* _WHAT YOU ARE ASKED TO DO_
List all lines of the data that include the string "ylabel".

* _DATA SUPPLIED_

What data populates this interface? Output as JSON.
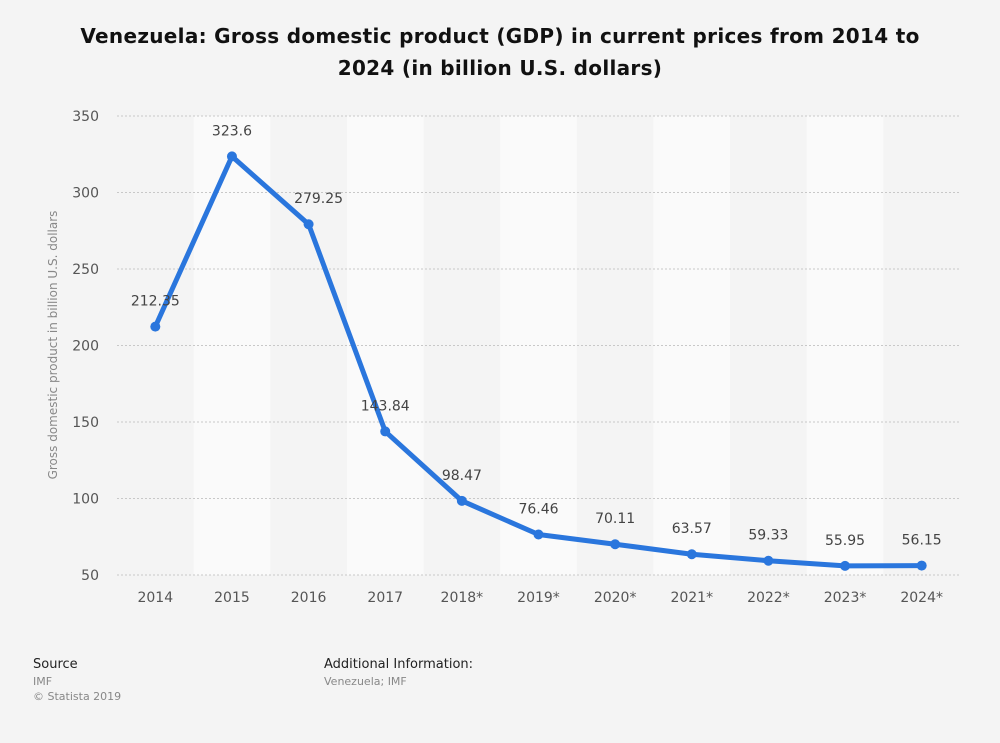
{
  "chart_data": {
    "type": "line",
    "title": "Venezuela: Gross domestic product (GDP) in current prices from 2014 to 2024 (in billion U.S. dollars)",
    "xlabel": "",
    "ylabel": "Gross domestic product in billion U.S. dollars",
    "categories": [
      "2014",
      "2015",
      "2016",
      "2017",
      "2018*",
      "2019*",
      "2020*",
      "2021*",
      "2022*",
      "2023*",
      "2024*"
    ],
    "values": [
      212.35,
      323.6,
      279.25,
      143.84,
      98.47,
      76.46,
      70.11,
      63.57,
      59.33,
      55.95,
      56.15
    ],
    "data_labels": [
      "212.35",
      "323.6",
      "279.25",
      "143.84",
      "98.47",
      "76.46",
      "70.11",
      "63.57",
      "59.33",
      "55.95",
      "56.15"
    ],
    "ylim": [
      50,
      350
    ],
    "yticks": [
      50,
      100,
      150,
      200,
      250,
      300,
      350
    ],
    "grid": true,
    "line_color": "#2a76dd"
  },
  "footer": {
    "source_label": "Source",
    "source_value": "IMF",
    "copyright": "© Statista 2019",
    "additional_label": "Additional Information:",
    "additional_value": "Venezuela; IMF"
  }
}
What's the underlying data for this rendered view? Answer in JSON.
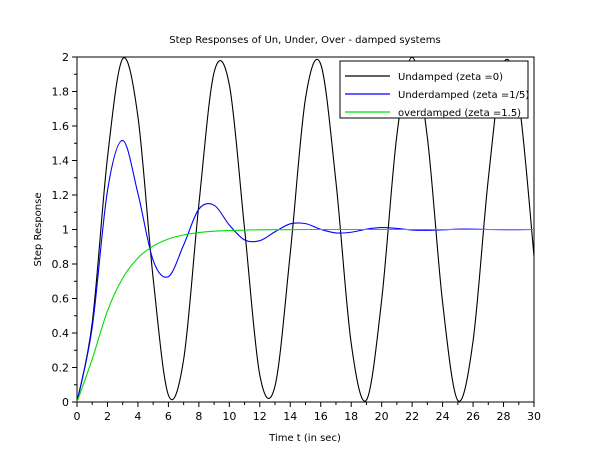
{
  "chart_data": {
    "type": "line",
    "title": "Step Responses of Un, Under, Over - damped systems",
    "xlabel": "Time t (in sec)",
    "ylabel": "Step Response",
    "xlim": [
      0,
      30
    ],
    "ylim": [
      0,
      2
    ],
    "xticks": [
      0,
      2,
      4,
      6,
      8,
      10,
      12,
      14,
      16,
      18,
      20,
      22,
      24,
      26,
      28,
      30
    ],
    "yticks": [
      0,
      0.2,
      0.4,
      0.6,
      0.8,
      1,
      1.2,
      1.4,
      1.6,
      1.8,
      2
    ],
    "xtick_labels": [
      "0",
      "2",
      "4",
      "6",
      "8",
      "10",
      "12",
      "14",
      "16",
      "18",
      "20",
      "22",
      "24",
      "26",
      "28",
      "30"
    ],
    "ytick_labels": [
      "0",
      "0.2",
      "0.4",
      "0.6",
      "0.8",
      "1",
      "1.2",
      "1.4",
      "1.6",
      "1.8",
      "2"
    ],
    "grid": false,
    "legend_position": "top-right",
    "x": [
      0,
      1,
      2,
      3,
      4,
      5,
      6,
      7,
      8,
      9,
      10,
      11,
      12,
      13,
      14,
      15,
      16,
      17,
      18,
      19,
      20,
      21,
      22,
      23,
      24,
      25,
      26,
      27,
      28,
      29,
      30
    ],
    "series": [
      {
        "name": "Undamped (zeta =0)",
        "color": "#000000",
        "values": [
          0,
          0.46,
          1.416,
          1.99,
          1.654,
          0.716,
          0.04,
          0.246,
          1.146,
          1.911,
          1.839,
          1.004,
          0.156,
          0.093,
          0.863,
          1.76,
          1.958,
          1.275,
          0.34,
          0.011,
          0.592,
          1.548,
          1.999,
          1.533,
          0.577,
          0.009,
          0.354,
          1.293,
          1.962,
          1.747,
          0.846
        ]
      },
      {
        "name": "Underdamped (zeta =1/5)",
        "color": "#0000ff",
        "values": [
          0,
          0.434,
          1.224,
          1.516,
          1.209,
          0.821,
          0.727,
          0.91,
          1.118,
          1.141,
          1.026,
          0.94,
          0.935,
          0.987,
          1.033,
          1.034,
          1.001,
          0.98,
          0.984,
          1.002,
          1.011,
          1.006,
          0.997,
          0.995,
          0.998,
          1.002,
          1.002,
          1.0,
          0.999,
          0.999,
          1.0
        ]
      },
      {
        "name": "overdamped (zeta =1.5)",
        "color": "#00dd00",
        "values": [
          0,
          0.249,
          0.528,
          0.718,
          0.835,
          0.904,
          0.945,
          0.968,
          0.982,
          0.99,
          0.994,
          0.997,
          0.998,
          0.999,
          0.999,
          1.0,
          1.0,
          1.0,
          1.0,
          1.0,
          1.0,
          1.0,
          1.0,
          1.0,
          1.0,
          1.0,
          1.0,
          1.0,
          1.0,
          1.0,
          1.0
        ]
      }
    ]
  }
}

* _TASK OUTPUT_
    "ylabel": "Gross domestic product in billion U.S. dollars",
    "ylabel": "Step Response",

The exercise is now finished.